#### REQUIREMENT
Pull every line containing "year" out of the material below.
--- START RECORDS PROVIDED ---
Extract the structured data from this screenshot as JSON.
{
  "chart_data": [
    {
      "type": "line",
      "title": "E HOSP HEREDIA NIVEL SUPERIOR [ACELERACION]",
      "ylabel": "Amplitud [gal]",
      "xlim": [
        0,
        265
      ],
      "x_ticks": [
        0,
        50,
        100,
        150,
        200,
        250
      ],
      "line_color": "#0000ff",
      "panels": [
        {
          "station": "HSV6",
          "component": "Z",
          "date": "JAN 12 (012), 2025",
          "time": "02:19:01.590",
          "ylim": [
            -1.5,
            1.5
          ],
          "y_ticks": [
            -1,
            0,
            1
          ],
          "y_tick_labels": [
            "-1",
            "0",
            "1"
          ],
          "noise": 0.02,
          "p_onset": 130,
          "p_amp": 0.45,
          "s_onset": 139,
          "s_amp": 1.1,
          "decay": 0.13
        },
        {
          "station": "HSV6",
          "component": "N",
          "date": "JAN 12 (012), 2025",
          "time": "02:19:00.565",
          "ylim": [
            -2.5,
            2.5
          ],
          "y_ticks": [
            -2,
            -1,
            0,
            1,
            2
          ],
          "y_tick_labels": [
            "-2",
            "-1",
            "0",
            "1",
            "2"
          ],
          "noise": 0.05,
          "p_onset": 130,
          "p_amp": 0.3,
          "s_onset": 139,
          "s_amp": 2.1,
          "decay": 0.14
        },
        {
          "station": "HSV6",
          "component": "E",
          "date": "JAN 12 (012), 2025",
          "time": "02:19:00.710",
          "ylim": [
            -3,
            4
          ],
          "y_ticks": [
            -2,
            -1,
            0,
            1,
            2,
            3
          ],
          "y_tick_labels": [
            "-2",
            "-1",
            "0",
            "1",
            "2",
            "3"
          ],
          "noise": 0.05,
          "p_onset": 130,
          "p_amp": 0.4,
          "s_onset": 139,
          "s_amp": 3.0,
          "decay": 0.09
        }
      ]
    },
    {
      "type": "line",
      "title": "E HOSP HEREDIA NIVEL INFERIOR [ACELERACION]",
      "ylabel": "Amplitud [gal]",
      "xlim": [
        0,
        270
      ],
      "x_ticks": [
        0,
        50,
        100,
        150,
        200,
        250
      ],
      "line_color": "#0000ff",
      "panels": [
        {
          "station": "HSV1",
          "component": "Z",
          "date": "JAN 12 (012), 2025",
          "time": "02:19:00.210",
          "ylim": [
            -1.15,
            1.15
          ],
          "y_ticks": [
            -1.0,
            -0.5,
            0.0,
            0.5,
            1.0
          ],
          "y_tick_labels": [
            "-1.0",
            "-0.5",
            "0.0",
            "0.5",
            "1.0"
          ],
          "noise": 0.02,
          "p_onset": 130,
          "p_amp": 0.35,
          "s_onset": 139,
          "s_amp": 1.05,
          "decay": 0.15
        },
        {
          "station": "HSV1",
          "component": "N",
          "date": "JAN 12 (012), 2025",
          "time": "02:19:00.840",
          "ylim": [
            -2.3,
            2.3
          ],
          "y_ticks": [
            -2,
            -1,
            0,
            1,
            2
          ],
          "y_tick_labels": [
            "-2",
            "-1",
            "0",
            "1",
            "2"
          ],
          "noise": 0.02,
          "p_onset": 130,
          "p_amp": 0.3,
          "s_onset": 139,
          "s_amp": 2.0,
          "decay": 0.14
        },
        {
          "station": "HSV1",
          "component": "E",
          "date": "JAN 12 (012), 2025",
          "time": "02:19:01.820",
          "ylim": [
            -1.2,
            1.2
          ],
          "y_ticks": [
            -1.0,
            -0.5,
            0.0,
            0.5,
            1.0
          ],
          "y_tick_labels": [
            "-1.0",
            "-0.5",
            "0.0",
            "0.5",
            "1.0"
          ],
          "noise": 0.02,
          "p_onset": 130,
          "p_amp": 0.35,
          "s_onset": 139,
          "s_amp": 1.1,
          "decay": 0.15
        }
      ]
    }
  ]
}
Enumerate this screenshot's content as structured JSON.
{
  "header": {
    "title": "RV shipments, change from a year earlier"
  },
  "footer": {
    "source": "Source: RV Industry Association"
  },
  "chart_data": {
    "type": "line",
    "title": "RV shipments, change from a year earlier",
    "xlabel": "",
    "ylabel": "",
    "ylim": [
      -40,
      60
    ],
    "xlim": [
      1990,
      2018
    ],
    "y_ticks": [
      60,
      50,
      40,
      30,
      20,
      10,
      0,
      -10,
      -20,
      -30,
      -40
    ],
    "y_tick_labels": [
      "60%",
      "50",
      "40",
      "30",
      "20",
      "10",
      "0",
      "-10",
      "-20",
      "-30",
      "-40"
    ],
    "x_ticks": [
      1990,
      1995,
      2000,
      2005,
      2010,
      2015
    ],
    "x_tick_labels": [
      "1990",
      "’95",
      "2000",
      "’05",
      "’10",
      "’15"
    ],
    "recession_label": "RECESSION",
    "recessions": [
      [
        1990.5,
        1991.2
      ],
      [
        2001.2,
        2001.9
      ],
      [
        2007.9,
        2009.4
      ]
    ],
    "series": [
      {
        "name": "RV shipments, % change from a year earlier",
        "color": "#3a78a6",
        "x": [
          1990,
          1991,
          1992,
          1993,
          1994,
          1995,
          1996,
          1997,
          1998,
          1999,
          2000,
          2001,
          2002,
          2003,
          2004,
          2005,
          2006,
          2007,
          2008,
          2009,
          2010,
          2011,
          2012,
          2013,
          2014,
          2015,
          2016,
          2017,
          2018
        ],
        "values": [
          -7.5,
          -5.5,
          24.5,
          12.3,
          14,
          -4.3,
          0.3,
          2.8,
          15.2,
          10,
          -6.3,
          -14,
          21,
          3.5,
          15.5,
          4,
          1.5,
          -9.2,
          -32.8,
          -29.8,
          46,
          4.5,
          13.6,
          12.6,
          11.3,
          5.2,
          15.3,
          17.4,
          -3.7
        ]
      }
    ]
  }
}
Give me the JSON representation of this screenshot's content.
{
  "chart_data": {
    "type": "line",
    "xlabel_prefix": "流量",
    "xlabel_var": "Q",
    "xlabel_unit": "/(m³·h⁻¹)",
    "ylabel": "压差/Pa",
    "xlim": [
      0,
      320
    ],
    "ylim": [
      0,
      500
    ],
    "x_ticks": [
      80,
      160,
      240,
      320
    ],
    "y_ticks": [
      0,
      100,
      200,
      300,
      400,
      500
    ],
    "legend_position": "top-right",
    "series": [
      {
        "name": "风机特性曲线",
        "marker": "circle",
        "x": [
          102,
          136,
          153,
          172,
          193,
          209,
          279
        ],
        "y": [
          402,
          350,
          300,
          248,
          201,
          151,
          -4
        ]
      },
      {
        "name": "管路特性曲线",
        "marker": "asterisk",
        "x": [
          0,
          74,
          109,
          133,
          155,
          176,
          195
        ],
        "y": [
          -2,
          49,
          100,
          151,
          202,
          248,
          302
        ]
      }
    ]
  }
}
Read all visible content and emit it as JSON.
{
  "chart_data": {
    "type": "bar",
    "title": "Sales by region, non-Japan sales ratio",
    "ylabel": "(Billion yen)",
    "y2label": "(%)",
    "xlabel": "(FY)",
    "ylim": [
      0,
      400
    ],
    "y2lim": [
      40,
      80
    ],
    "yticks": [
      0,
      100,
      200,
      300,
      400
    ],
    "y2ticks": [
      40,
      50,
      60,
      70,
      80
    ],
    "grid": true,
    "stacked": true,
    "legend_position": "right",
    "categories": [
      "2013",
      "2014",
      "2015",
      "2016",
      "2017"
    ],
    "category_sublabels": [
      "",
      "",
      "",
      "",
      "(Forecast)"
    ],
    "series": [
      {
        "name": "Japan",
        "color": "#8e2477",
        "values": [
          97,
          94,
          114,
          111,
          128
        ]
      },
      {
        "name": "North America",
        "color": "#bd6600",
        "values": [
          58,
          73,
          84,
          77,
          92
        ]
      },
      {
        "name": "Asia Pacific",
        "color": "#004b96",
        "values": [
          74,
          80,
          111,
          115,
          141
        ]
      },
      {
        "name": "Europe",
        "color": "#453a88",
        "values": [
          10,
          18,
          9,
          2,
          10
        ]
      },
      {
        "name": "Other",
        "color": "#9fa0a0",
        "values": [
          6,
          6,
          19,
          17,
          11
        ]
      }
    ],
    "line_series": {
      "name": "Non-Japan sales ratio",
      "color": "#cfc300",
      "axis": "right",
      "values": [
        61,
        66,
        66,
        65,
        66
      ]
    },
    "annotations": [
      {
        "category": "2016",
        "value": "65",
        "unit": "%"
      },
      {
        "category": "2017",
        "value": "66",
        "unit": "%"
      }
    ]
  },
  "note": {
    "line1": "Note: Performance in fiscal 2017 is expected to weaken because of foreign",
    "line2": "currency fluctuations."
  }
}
--- END RECORDS PROVIDED ---
#### TASK RESULT
    "title": "RV shipments, change from a year earlier"
    "title": "RV shipments, change from a year earlier",
        "name": "RV shipments, % change from a year earlier",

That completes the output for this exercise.